### RECORD EXTRACTS ###

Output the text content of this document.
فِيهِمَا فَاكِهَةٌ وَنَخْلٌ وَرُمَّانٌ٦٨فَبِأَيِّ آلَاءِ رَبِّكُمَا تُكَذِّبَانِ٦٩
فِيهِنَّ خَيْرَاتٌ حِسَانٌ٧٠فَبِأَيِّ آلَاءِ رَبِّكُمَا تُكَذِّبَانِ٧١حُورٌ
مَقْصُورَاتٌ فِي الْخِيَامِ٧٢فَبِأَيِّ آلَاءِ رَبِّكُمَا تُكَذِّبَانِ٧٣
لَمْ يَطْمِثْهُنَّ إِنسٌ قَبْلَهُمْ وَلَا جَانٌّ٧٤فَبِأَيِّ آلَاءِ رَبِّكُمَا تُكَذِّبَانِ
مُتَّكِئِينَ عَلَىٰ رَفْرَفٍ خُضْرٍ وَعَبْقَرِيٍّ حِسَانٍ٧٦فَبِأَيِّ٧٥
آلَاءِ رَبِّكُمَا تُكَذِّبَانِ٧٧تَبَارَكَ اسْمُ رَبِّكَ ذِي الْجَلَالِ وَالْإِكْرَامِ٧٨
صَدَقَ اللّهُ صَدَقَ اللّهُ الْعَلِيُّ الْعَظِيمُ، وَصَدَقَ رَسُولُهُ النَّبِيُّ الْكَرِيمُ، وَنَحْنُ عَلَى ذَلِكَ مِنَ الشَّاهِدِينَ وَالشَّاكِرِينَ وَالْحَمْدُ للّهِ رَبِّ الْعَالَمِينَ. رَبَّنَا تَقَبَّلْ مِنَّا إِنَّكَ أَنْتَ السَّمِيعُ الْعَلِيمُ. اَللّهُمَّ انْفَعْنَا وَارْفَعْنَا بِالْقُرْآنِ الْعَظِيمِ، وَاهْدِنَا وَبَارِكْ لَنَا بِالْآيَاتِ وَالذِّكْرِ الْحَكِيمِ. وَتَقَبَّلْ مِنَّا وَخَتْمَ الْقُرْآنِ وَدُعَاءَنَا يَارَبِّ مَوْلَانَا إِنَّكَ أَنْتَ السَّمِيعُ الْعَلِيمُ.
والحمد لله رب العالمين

###

- WORK INSTRUCTIONS
Using the entries above, please restate each one word for word.

- FINISHED EXERCISE
Output the text content of this document.
فِيهِمَا فَاكِهَةٌ وَنَخْلٌ وَرُمَّانٌ٦٨فَبِأَيِّ آلَاءِ رَبِّكُمَا تُكَذِّبَانِ٦٩
فِيهِنَّ خَيْرَاتٌ حِسَانٌ٧٠فَبِأَيِّ آلَاءِ رَبِّكُمَا تُكَذِّبَانِ٧١حُورٌ
مَقْصُورَاتٌ فِي الْخِيَامِ٧٢فَبِأَيِّ آلَاءِ رَبِّكُمَا تُكَذِّبَانِ٧٣
لَمْ يَطْمِثْهُنَّ إِنسٌ قَبْلَهُمْ وَلَا جَانٌّ٧٤فَبِأَيِّ آلَاءِ رَبِّكُمَا تُكَذِّبَانِ
مُتَّكِئِينَ عَلَىٰ رَفْرَفٍ خُضْرٍ وَعَبْقَرِيٍّ حِسَانٍ٧٦فَبِأَيِّ٧٥
آلَاءِ رَبِّكُمَا تُكَذِّبَانِ٧٧تَبَارَكَ اسْمُ رَبِّكَ ذِي الْجَلَالِ وَالْإِكْرَامِ٧٨
صَدَقَ اللّهُ صَدَقَ اللّهُ الْعَلِيُّ الْعَظِيمُ، وَصَدَقَ رَسُولُهُ النَّبِيُّ الْكَرِيمُ، وَنَحْنُ عَلَى ذَلِكَ مِنَ الشَّاهِدِينَ وَالشَّاكِرِينَ وَالْحَمْدُ للّهِ رَبِّ الْعَالَمِينَ. رَبَّنَا تَقَبَّلْ مِنَّا إِنَّكَ أَنْتَ السَّمِيعُ الْعَلِيمُ. اَللّهُمَّ انْفَعْنَا وَارْفَعْنَا بِالْقُرْآنِ الْعَظِيمِ، وَاهْدِنَا وَبَارِكْ لَنَا بِالْآيَاتِ وَالذِّكْرِ الْحَكِيمِ. وَتَقَبَّلْ مِنَّا وَخَتْمَ الْقُرْآنِ وَدُعَاءَنَا يَارَبِّ مَوْلَانَا إِنَّكَ أَنْتَ السَّمِيعُ الْعَلِيمُ.
والحمد لله رب العالمين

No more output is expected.